PERMINTAAN TERTULIS 1:
Dalam teks tentang mencuri di rumah Tuhan, siapa yang dituduh sang suami sebagai pencuri?
PERMINTAAN TERTULIS 2:
Tolong lanjutkan teks tentang mencuri di rumah Tuhan mulai dari kalimat terakhirnya.

TEKS BACAAN:
• • •

Rabu, 30 Mei 2012

Mencuri di Rumah Tuhan

on Sunday, November 29, 2009 at 9:19am ·

Berani sekali orang itu melakukannya. Masa mencuri di rumah Tuhan! Manusia saja marah jika rumahnya dimasuki pencuri, bagaimana Tuhan?
Kalimat itu bergema ketika seorang istri lagi mencuci daging qurban yang baru saja didapatnya dari masjid di halaman rumahnya. Itu suara suaminya yang lagi ngomel-ngomel. Sepulang dari tempat pembantaian hewan qurban, lelaki itu langsung berkicau layaknya burung murai di pagi hari.
Katanya, pengurus masjid dekat rumahnya seorang pencuri. Daging qurban ditilep. Tulang diembat. Semuanya diamankan untuk kepentingan pribadi. Segala yang ada di rumah Tuhan itu diambilnya secara illegal.

• • •

DATA TERSEDIA:
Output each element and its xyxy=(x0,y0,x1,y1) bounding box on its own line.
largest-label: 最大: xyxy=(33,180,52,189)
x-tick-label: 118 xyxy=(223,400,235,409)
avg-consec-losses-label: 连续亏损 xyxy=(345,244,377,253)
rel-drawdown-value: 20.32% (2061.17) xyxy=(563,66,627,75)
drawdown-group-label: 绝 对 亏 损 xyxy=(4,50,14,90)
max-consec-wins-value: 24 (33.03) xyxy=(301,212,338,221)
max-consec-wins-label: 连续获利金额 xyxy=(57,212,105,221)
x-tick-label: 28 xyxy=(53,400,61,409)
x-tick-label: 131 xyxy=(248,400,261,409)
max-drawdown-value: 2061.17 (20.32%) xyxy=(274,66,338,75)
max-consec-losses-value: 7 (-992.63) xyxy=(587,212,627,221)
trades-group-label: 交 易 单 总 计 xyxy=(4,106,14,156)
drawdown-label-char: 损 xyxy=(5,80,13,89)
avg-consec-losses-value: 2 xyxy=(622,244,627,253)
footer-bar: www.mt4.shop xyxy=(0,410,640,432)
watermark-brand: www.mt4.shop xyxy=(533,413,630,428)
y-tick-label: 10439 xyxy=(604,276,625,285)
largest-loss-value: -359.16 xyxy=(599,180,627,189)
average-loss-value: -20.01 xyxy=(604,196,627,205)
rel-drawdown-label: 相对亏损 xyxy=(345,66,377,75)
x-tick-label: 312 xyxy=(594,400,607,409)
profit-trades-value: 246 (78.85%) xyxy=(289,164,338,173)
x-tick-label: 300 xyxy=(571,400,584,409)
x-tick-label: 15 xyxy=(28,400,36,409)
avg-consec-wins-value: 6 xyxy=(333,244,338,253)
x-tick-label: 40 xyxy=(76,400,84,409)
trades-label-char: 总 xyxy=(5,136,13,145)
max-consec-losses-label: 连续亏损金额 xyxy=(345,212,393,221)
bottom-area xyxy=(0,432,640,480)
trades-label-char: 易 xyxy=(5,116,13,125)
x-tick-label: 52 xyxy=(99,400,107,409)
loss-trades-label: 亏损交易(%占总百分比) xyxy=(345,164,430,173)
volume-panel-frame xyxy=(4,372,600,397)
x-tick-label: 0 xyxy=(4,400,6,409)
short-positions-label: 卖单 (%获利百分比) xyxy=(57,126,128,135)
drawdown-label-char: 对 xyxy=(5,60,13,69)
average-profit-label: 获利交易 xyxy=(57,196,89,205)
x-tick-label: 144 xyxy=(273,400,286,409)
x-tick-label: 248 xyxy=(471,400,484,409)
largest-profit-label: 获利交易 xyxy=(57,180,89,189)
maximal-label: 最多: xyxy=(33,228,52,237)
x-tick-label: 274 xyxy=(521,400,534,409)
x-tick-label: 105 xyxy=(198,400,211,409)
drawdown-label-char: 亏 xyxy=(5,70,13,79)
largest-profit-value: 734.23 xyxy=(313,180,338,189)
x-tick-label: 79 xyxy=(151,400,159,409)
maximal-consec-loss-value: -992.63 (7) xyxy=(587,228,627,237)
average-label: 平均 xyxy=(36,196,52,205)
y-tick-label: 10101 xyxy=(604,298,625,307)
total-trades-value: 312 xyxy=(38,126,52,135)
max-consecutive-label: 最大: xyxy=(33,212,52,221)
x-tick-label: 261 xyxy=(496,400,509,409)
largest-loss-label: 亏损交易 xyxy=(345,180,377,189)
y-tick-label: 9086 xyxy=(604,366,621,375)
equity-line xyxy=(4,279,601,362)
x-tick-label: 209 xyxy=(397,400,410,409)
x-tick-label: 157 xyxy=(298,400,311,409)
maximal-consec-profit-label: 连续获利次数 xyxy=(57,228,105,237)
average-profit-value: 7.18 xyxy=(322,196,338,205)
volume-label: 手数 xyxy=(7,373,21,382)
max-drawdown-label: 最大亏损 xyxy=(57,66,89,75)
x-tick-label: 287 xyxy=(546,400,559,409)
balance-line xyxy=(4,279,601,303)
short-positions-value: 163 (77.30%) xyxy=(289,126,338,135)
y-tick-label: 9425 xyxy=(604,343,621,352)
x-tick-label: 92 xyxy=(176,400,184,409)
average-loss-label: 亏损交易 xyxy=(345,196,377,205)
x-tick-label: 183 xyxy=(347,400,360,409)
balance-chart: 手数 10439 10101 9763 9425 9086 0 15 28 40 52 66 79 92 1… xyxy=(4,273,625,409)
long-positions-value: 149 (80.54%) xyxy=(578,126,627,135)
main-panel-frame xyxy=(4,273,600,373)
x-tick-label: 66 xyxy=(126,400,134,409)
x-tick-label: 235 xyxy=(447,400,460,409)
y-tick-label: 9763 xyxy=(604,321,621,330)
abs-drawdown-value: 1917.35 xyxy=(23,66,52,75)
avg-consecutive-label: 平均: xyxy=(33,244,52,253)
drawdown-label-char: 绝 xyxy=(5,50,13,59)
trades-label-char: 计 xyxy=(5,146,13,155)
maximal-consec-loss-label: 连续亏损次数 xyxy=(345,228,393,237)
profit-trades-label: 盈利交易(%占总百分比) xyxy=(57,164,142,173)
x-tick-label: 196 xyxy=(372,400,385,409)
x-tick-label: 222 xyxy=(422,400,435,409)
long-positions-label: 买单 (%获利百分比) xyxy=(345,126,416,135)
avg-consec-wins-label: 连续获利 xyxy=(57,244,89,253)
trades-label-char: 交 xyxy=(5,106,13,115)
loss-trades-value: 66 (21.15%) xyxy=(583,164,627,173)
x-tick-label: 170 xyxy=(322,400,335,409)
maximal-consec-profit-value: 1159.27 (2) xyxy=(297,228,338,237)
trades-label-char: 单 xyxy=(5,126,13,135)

• • •

HASIL TUGAS 1:
Pengurus masjid dekat rumahnya.

HASIL TUGAS 2:
Sahut-menyahut suami istri itu membicarakan perangai buruk pengelola rumah Allah. Belum lagi selesai suaminya bicaranya, disambungnya pula.
“Berarti pengurus masjid itu sosok yang mendustai agama?” tanya istrinya. “Tepat sekali,” kata suaminya. Orang yang mengabaikan fakir miskin. Tipikal manusia yang mengambil hak orang yang tak berdaya secara ekonomi. Daging qurban seyogianya untuk kaum papa, ee…malah dicurinya. Benar-benar penjaga rumah Tuhan yang melawan Sang Pencipta.
Penggalan dialog itu benar adanya. Dengan demikian benar pula kisahnya. Kabar pengurus mencuri di rumah Tuhan, bukan hal baru. Itu hal usang yang berulang terus-menerus. Banyak orang yang sepertinya mengabdikan dirinya di jalan kebaikan, tapi sebenarnya ia malah musuh Tuhan. Tak sedikit orang yang tampaknya berjubah agama, tetapi ia malah penjual ayat Tuhan. Hebatnya ayat Tuhan dijual murah.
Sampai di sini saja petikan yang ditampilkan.